● Goal of the exercise: Lift out each line of the data that holds "text".

## BEGIN Input data

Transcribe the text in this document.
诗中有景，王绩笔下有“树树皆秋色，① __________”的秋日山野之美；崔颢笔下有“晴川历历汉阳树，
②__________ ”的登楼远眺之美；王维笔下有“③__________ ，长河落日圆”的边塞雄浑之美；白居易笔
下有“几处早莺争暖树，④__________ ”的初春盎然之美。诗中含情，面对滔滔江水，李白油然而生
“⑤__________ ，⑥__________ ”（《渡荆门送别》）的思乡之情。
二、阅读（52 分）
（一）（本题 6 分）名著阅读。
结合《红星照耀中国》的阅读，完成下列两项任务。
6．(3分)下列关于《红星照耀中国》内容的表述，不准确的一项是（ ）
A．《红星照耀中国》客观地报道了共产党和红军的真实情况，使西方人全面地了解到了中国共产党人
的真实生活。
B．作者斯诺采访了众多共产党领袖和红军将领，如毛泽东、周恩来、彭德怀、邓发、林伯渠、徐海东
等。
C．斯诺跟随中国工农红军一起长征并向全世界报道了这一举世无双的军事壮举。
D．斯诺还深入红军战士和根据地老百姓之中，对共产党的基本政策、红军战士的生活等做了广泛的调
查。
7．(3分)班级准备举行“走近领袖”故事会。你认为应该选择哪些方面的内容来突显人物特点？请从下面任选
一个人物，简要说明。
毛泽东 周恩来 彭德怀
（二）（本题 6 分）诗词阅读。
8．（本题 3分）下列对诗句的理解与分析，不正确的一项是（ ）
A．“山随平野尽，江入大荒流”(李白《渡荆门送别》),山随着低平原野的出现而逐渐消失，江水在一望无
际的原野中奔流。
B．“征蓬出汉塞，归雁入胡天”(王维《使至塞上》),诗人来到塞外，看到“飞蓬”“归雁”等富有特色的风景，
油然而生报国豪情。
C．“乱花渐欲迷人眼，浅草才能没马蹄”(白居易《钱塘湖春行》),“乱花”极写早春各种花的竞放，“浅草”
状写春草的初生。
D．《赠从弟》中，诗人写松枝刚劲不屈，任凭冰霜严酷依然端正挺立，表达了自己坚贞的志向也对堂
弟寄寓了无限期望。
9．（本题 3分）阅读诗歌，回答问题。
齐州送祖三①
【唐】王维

## END Input data
## BEGIN Input data

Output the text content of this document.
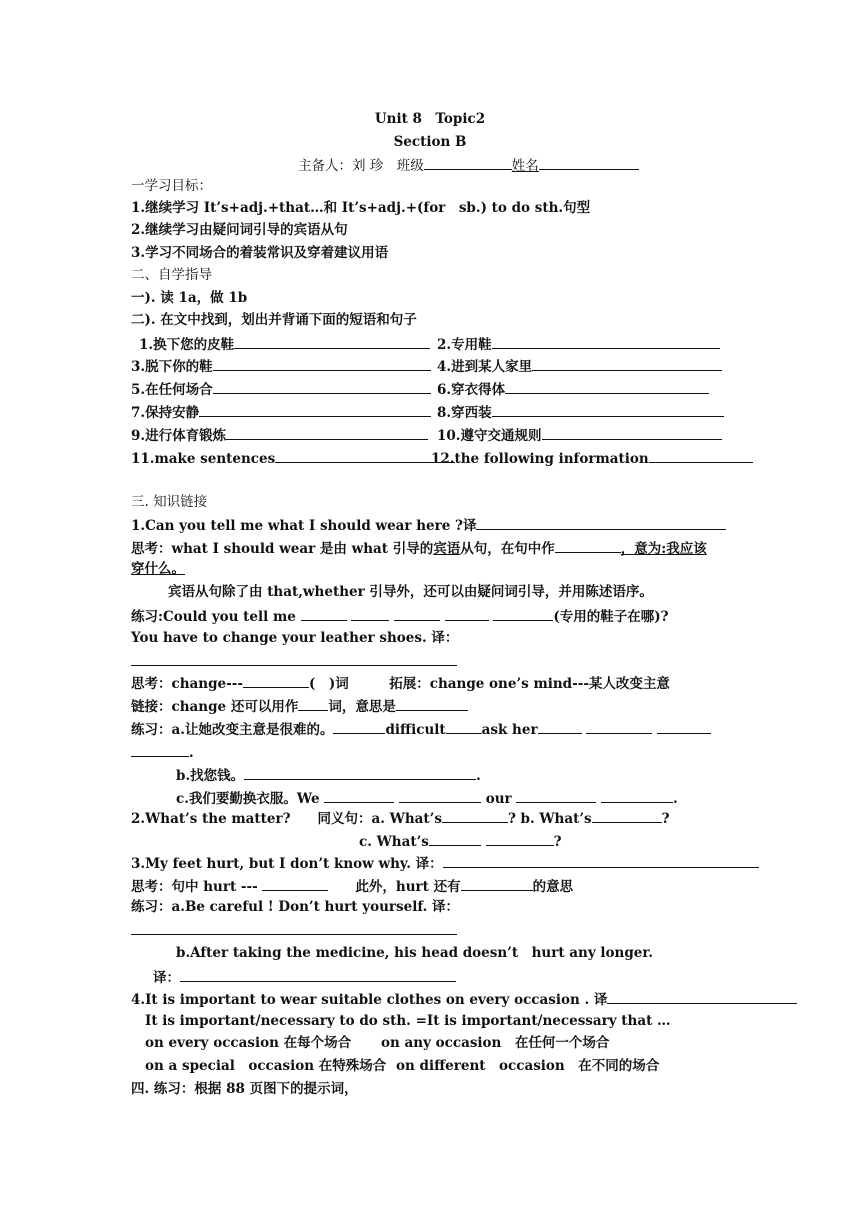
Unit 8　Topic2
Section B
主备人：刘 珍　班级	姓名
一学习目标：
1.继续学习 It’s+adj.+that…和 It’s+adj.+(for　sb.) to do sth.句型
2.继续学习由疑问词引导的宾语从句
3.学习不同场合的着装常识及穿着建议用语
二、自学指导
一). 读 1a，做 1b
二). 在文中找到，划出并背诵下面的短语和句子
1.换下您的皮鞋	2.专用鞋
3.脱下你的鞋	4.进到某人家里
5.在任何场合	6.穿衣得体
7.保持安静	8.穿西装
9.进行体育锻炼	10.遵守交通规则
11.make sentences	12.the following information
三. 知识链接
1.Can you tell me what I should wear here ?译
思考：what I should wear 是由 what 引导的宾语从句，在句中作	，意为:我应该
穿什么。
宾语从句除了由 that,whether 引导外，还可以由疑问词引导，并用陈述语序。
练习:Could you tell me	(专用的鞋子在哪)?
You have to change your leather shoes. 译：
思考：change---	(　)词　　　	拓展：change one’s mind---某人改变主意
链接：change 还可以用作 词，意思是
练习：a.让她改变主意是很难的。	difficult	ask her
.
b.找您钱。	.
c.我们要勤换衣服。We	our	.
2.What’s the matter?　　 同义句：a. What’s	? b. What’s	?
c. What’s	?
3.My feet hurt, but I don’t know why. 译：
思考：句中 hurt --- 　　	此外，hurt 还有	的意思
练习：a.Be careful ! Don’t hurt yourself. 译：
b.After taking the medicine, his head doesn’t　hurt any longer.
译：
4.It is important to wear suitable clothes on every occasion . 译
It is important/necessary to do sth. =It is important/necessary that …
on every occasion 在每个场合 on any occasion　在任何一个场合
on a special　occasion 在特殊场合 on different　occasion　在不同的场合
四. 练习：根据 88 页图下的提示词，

## END Input data

● Exercise solution:
Transcribe the text in this document.
Output the text content of this document.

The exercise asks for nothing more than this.